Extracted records
_____
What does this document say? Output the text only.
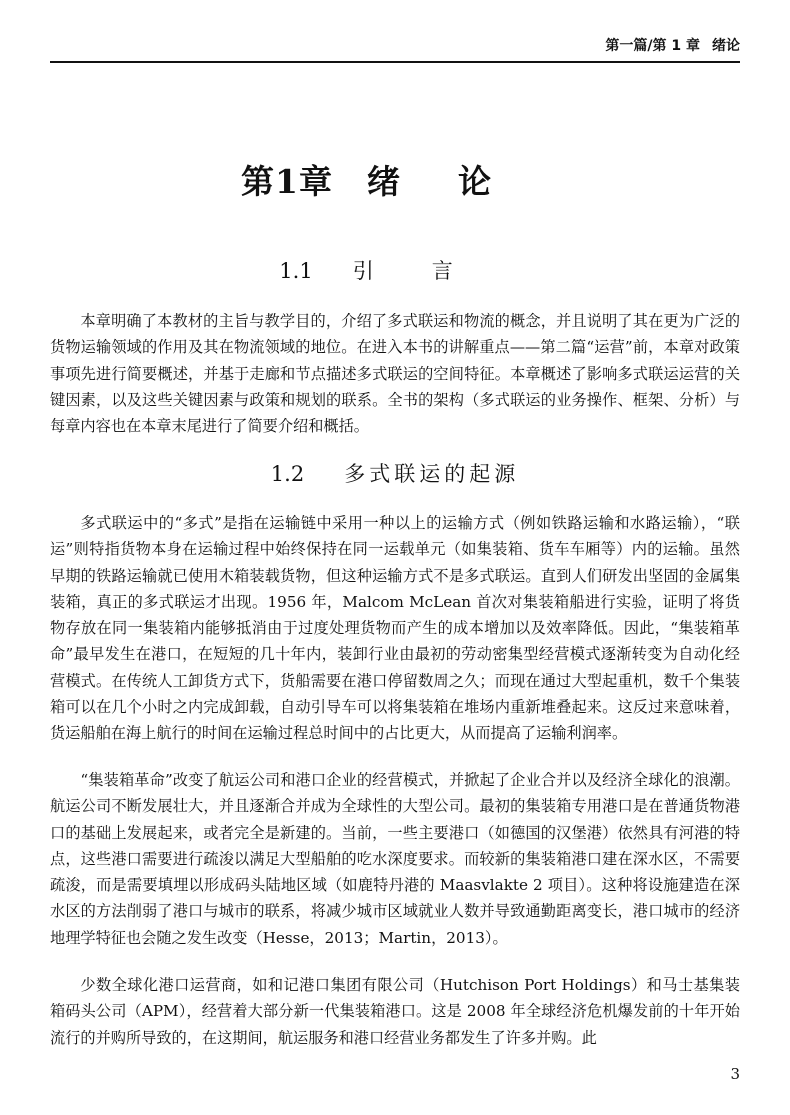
第一篇/第 1 章 绪论
第1章 绪论
1.1 引言

本章明确了本教材的主旨与教学目的，介绍了多式联运和物流的概念，并且说明了其在更为广泛的货物运输领域的作用及其在物流领域的地位。在进入本书的讲解重点——第二篇“运营”前，本章对政策事项先进行简要概述，并基于走廊和节点描述多式联运的空间特征。本章概述了影响多式联运运营的关键因素，以及这些关键因素与政策和规划的联系。全书的架构（多式联运的业务操作、框架、分析）与每章内容也在本章末尾进行了简要介绍和概括。

1.2 多式联运的起源

多式联运中的“多式”是指在运输链中采用一种以上的运输方式（例如铁路运输和水路运输），“联运”则特指货物本身在运输过程中始终保持在同一运载单元（如集装箱、货车车厢等）内的运输。虽然早期的铁路运输就已使用木箱装载货物，但这种运输方式不是多式联运。直到人们研发出坚固的金属集装箱，真正的多式联运才出现。1956 年，Malcom McLean 首次对集装箱船进行实验，证明了将货物存放在同一集装箱内能够抵消由于过度处理货物而产生的成本增加以及效率降低。因此，“集装箱革命”最早发生在港口，在短短的几十年内，装卸行业由最初的劳动密集型经营模式逐渐转变为自动化经营模式。在传统人工卸货方式下，货船需要在港口停留数周之久；而现在通过大型起重机，数千个集装箱可以在几个小时之内完成卸载，自动引导车可以将集装箱在堆场内重新堆叠起来。这反过来意味着，货运船舶在海上航行的时间在运输过程总时间中的占比更大，从而提高了运输利润率。

“集装箱革命”改变了航运公司和港口企业的经营模式，并掀起了企业合并以及经济全球化的浪潮。航运公司不断发展壮大，并且逐渐合并成为全球性的大型公司。最初的集装箱专用港口是在普通货物港口的基础上发展起来，或者完全是新建的。当前，一些主要港口（如德国的汉堡港）依然具有河港的特点，这些港口需要进行疏浚以满足大型船舶的吃水深度要求。而较新的集装箱港口建在深水区，不需要疏浚，而是需要填埋以形成码头陆地区域（如鹿特丹港的 Maasvlakte 2 项目）。这种将设施建造在深水区的方法削弱了港口与城市的联系，将减少城市区域就业人数并导致通勤距离变长，港口城市的经济地理学特征也会随之发生改变（Hesse，2013；Martin，2013）。

少数全球化港口运营商，如和记港口集团有限公司（Hutchison Port Holdings）和马士基集装箱码头公司（APM），经营着大部分新一代集装箱港口。这是 2008 年全球经济危机爆发前的十年开始流行的并购所导致的，在这期间，航运服务和港口经营业务都发生了许多并购。此

3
_____
### Stated goal:
Reproduce every entry word for word, but omit the pictures.

### Task answer:
What does this document say? Output the text only.
第一篇/第 1 章 绪论
第1章 绪论
1.1 引言

本章明确了本教材的主旨与教学目的，介绍了多式联运和物流的概念，并且说明了其在更为广泛的货物运输领域的作用及其在物流领域的地位。在进入本书的讲解重点——第二篇“运营”前，本章对政策事项先进行简要概述，并基于走廊和节点描述多式联运的空间特征。本章概述了影响多式联运运营的关键因素，以及这些关键因素与政策和规划的联系。全书的架构（多式联运的业务操作、框架、分析）与每章内容也在本章末尾进行了简要介绍和概括。

1.2 多式联运的起源

多式联运中的“多式”是指在运输链中采用一种以上的运输方式（例如铁路运输和水路运输），“联运”则特指货物本身在运输过程中始终保持在同一运载单元（如集装箱、货车车厢等）内的运输。虽然早期的铁路运输就已使用木箱装载货物，但这种运输方式不是多式联运。直到人们研发出坚固的金属集装箱，真正的多式联运才出现。1956 年，Malcom McLean 首次对集装箱船进行实验，证明了将货物存放在同一集装箱内能够抵消由于过度处理货物而产生的成本增加以及效率降低。因此，“集装箱革命”最早发生在港口，在短短的几十年内，装卸行业由最初的劳动密集型经营模式逐渐转变为自动化经营模式。在传统人工卸货方式下，货船需要在港口停留数周之久；而现在通过大型起重机，数千个集装箱可以在几个小时之内完成卸载，自动引导车可以将集装箱在堆场内重新堆叠起来。这反过来意味着，货运船舶在海上航行的时间在运输过程总时间中的占比更大，从而提高了运输利润率。

“集装箱革命”改变了航运公司和港口企业的经营模式，并掀起了企业合并以及经济全球化的浪潮。航运公司不断发展壮大，并且逐渐合并成为全球性的大型公司。最初的集装箱专用港口是在普通货物港口的基础上发展起来，或者完全是新建的。当前，一些主要港口（如德国的汉堡港）依然具有河港的特点，这些港口需要进行疏浚以满足大型船舶的吃水深度要求。而较新的集装箱港口建在深水区，不需要疏浚，而是需要填埋以形成码头陆地区域（如鹿特丹港的 Maasvlakte 2 项目）。这种将设施建造在深水区的方法削弱了港口与城市的联系，将减少城市区域就业人数并导致通勤距离变长，港口城市的经济地理学特征也会随之发生改变（Hesse，2013；Martin，2013）。

少数全球化港口运营商，如和记港口集团有限公司（Hutchison Port Holdings）和马士基集装箱码头公司（APM），经营着大部分新一代集装箱港口。这是 2008 年全球经济危机爆发前的十年开始流行的并购所导致的，在这期间，航运服务和港口经营业务都发生了许多并购。此

3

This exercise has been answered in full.